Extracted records
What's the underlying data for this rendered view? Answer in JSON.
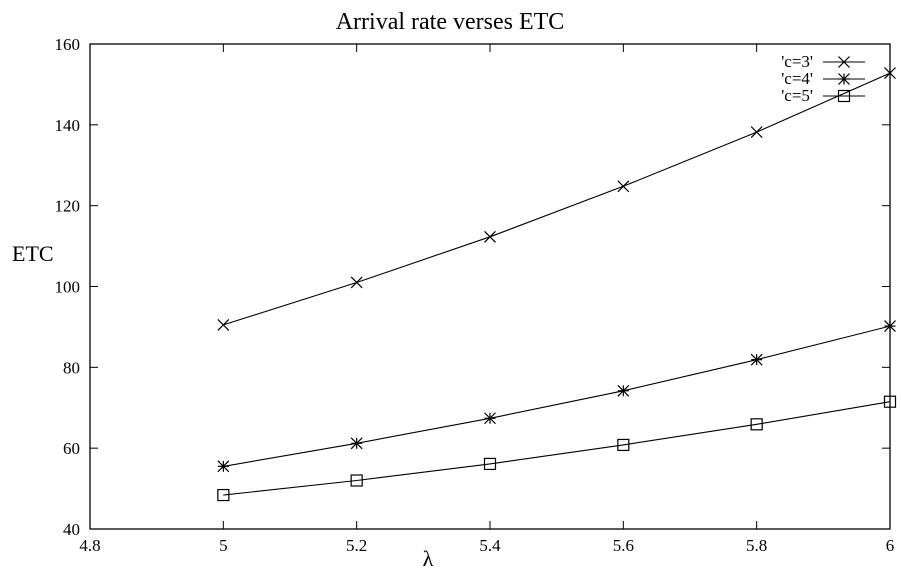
{
  "chart_data": {
    "type": "line",
    "title": "Arrival rate verses ETC",
    "xlabel": "λ",
    "ylabel": "ETC",
    "xlim": [
      4.8,
      6
    ],
    "ylim": [
      40,
      160
    ],
    "x_ticks": [
      "4.8",
      "5",
      "5.2",
      "5.4",
      "5.6",
      "5.8",
      "6"
    ],
    "y_ticks": [
      "40",
      "60",
      "80",
      "100",
      "120",
      "140",
      "160"
    ],
    "grid": false,
    "legend_position": "top-right",
    "line_color": "#000000",
    "x": [
      5.0,
      5.2,
      5.4,
      5.6,
      5.8,
      6.0
    ],
    "series": [
      {
        "name": "'c=3'",
        "marker": "x",
        "values": [
          90.5,
          101.0,
          112.3,
          124.8,
          138.2,
          152.8
        ]
      },
      {
        "name": "'c=4'",
        "marker": "star",
        "values": [
          55.5,
          61.2,
          67.4,
          74.2,
          81.9,
          90.2
        ]
      },
      {
        "name": "'c=5'",
        "marker": "square",
        "values": [
          48.4,
          52.0,
          56.1,
          60.8,
          65.9,
          71.5
        ]
      }
    ]
  }
}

**Task goal**
From the entries above, output every line exactly and omit any image.

**Solved exercise**
What's the underlying data for this rendered view? Answer in JSON.
{
  "chart_data": {
    "type": "line",
    "title": "Arrival rate verses ETC",
    "xlabel": "λ",
    "ylabel": "ETC",
    "xlim": [
      4.8,
      6
    ],
    "ylim": [
      40,
      160
    ],
    "x_ticks": [
      "4.8",
      "5",
      "5.2",
      "5.4",
      "5.6",
      "5.8",
      "6"
    ],
    "y_ticks": [
      "40",
      "60",
      "80",
      "100",
      "120",
      "140",
      "160"
    ],
    "grid": false,
    "legend_position": "top-right",
    "line_color": "#000000",
    "x": [
      5.0,
      5.2,
      5.4,
      5.6,
      5.8,
      6.0
    ],
    "series": [
      {
        "name": "'c=3'",
        "marker": "x",
        "values": [
          90.5,
          101.0,
          112.3,
          124.8,
          138.2,
          152.8
        ]
      },
      {
        "name": "'c=4'",
        "marker": "star",
        "values": [
          55.5,
          61.2,
          67.4,
          74.2,
          81.9,
          90.2
        ]
      },
      {
        "name": "'c=5'",
        "marker": "square",
        "values": [
          48.4,
          52.0,
          56.1,
          60.8,
          65.9,
          71.5
        ]
      }
    ]
  }
}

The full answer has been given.